Short task: Gather, from the listing beneath this task, every line holding the string "name".

(Excerpts from a figure dataset)
++++++++

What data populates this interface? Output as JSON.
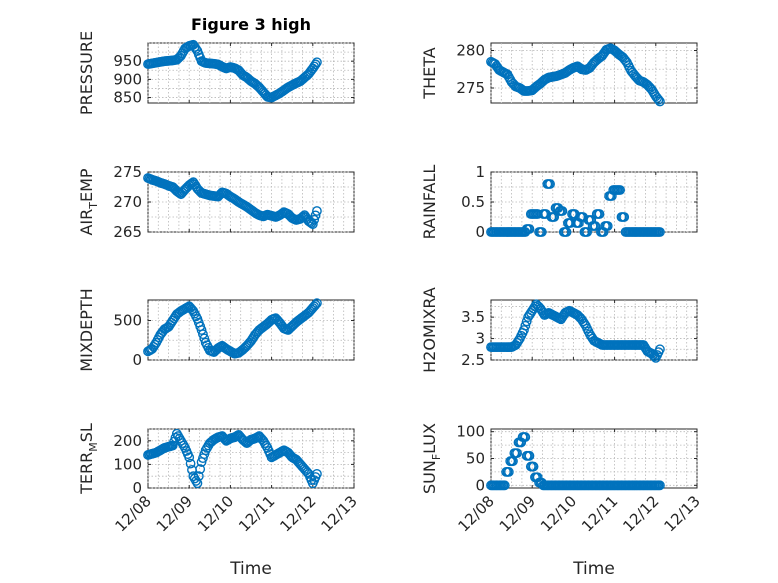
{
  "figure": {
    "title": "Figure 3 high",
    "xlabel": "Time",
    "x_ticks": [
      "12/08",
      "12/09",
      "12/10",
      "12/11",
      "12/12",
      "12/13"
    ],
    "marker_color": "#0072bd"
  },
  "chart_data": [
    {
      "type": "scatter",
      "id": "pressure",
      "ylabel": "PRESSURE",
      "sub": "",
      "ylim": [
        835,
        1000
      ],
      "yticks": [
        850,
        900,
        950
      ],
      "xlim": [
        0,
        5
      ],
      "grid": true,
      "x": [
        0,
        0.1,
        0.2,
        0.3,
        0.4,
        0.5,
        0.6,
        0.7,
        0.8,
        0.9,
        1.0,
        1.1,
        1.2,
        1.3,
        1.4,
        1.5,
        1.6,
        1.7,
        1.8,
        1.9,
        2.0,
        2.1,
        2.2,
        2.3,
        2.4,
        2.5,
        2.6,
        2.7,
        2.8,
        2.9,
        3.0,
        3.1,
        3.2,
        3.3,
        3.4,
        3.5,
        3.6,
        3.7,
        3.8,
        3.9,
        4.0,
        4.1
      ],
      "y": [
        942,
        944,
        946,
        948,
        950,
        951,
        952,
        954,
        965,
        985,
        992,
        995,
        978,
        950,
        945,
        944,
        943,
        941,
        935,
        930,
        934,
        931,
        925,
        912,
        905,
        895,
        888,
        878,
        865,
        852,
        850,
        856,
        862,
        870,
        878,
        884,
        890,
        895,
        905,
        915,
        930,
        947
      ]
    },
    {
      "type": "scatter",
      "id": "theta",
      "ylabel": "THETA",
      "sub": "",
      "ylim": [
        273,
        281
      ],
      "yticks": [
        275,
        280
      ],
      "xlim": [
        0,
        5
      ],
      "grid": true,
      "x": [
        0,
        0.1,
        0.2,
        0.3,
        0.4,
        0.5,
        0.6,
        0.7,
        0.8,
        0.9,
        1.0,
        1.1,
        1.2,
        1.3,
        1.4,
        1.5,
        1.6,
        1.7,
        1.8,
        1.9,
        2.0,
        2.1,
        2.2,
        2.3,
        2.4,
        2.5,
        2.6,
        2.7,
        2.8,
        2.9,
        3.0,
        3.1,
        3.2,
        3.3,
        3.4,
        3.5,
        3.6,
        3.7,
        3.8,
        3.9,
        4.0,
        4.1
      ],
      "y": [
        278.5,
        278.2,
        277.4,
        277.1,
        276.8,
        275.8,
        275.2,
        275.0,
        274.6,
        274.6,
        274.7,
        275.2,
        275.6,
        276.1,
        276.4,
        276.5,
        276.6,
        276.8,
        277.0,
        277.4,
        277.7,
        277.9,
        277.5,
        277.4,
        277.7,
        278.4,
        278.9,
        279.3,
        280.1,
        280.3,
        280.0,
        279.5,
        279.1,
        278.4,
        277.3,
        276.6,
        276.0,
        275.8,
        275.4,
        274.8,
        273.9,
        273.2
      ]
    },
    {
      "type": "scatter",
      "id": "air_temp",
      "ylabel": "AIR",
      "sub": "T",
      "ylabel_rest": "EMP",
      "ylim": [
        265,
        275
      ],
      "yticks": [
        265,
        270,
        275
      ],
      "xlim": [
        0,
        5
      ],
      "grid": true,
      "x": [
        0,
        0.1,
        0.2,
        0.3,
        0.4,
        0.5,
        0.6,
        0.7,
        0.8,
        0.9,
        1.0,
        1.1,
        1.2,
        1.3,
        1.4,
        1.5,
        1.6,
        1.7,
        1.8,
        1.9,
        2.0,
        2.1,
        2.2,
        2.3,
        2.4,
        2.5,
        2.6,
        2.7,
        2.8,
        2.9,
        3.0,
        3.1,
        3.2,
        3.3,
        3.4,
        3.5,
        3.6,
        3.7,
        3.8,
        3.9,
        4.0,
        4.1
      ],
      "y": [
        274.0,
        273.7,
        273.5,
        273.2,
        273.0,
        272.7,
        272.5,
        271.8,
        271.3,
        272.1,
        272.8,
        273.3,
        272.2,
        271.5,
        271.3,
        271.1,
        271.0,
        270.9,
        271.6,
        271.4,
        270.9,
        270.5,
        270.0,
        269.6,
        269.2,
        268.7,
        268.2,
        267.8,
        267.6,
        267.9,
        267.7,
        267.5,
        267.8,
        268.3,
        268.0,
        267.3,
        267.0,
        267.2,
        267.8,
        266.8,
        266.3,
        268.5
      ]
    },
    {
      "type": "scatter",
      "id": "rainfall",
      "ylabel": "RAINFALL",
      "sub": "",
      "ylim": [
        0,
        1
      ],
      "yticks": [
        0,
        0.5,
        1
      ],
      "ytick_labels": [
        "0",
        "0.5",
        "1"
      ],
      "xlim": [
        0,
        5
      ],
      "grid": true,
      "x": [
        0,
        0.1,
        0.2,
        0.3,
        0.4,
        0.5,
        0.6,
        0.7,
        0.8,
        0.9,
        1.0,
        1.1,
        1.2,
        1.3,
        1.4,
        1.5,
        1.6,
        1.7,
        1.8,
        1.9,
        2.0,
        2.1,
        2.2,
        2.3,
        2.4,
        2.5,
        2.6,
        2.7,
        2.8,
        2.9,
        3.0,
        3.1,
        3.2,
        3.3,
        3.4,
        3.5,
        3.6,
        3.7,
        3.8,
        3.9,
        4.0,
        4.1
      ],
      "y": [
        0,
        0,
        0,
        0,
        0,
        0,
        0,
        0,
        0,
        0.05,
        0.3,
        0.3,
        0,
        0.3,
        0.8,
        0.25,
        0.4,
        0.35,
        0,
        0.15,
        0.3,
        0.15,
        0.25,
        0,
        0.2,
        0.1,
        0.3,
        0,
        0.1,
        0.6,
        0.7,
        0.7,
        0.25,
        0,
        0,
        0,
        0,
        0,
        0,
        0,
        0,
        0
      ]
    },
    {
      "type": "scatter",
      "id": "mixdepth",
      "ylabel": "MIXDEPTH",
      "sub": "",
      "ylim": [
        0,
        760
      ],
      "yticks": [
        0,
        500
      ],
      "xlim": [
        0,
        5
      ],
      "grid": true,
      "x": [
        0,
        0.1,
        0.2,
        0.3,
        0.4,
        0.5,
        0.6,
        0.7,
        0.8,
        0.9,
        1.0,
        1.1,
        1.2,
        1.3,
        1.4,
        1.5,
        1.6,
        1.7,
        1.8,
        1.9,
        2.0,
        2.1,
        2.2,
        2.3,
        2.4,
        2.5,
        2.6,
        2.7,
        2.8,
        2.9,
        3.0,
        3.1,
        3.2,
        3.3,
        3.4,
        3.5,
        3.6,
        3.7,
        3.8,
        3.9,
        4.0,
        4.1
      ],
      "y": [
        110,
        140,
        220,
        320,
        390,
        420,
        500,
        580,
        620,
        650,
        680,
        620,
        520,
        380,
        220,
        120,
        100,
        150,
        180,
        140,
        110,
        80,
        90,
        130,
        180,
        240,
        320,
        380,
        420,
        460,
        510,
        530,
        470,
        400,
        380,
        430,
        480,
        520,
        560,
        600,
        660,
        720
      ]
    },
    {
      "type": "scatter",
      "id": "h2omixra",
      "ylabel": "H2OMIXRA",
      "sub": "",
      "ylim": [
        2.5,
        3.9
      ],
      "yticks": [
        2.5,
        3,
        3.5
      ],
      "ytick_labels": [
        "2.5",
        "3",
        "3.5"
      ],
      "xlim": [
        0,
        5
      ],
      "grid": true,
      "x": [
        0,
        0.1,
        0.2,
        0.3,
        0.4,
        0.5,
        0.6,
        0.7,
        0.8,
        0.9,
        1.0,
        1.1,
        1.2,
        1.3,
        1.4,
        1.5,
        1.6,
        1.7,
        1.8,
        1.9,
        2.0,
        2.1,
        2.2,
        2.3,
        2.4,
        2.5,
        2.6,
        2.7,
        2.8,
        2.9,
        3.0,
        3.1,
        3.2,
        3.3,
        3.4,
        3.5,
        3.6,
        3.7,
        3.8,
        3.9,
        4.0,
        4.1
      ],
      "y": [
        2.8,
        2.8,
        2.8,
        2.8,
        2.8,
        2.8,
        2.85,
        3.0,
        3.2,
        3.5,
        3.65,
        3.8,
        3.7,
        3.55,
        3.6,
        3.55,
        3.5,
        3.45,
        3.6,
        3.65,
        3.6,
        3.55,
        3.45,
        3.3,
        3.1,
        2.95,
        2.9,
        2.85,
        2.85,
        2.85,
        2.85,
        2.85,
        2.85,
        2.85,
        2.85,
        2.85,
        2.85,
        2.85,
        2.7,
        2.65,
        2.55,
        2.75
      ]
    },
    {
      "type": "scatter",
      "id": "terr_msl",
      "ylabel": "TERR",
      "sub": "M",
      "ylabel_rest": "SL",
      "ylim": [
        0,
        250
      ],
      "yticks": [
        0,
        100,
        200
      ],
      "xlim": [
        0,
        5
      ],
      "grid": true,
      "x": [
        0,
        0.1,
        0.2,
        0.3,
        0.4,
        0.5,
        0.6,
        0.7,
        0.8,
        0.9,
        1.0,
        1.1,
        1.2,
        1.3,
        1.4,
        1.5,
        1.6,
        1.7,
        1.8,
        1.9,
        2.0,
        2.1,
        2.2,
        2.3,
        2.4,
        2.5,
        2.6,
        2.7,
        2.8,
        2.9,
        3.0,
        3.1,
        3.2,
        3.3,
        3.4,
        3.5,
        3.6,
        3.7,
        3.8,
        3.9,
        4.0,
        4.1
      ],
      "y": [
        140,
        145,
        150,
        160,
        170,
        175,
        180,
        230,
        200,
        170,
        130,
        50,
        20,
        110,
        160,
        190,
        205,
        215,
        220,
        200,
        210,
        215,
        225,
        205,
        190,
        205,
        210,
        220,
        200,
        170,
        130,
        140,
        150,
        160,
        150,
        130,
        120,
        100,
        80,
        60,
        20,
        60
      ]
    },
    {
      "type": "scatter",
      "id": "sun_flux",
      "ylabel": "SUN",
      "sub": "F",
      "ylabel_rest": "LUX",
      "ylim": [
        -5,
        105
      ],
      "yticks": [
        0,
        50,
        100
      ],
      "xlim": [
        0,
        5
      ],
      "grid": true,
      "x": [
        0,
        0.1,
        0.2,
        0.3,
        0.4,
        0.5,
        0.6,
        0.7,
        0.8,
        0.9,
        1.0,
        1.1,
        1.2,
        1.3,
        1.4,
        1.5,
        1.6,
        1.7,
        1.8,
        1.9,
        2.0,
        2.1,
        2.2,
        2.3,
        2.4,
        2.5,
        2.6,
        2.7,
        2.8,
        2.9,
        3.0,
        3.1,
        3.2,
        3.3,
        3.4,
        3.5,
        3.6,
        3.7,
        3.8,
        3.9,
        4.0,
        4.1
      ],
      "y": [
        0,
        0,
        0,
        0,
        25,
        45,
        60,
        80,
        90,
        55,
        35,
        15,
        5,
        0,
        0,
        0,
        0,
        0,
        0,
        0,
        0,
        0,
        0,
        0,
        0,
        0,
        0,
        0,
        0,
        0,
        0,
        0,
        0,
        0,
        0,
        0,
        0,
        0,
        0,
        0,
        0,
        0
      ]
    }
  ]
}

++++++++

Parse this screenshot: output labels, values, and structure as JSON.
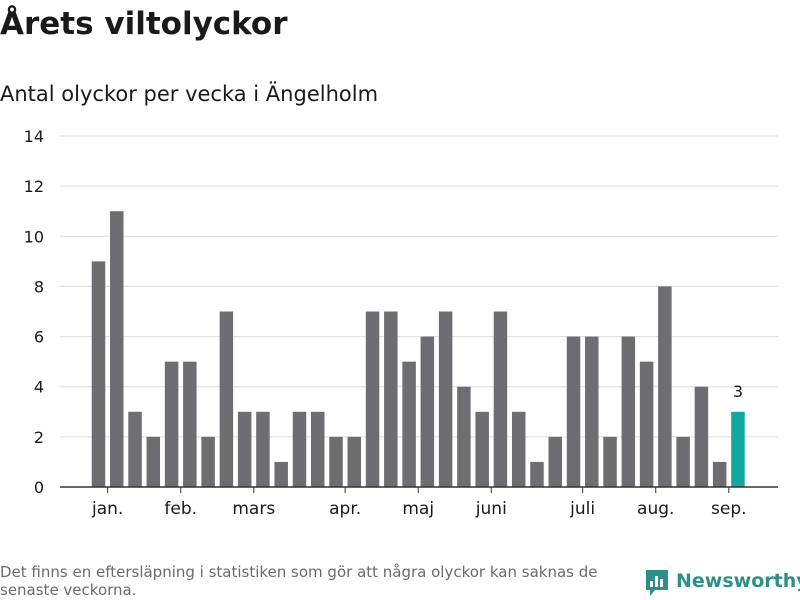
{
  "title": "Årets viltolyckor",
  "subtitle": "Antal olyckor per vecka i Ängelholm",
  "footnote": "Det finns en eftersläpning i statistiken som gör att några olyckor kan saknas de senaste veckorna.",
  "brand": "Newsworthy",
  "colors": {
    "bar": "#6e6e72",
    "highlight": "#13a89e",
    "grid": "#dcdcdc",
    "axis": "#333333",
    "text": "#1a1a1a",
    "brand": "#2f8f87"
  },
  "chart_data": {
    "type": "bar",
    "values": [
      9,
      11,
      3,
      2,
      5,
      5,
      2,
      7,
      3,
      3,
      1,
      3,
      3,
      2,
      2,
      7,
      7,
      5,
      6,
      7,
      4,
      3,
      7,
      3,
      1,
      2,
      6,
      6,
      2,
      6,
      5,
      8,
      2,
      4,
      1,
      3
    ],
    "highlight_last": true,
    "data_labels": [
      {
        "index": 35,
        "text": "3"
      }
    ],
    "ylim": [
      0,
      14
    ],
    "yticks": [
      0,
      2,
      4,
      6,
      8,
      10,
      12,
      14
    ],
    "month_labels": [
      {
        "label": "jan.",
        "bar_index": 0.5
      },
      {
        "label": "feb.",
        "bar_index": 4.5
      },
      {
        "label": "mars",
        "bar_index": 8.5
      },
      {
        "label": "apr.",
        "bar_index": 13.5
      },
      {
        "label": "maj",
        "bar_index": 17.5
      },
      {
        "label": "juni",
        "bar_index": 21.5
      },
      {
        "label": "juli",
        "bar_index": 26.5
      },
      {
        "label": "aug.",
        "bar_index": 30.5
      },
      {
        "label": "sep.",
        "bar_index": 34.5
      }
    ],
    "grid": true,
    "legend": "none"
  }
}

++++++++

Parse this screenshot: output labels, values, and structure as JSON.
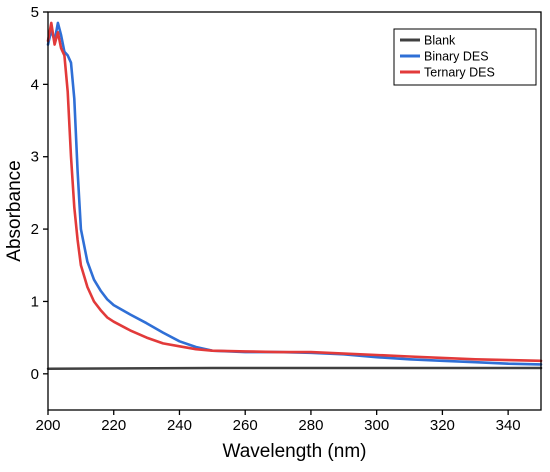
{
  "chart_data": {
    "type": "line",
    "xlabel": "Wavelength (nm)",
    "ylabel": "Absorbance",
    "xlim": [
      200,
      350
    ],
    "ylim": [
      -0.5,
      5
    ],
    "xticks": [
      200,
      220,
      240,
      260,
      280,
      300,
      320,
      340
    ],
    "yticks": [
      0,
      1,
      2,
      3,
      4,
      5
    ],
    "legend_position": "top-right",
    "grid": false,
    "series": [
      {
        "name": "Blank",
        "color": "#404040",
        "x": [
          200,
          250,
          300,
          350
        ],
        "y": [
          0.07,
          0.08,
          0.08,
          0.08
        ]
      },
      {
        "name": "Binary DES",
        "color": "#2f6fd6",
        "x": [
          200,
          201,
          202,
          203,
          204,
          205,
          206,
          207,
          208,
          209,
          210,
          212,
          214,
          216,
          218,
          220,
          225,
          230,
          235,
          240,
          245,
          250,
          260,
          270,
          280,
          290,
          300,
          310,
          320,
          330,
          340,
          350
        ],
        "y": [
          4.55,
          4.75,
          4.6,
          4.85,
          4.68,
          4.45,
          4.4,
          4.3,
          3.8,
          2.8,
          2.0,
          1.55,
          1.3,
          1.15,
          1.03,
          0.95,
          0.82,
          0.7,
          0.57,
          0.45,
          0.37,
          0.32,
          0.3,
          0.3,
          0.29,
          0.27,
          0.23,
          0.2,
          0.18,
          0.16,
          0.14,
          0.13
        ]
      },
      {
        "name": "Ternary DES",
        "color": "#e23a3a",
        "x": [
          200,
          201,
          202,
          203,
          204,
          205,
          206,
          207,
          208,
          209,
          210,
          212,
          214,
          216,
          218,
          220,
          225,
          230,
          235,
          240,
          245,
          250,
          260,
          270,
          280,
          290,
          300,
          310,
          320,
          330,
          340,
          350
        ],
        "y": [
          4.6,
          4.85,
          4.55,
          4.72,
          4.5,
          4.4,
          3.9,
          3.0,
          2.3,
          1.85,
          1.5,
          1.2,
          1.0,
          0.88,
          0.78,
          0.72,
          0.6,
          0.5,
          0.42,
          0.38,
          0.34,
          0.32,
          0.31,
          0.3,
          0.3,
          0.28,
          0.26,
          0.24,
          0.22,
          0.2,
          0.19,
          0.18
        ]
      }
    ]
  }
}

++++++++

Expected answer:
        "name": "Blank",
        "name": "Binary DES",
        "name": "Ternary DES",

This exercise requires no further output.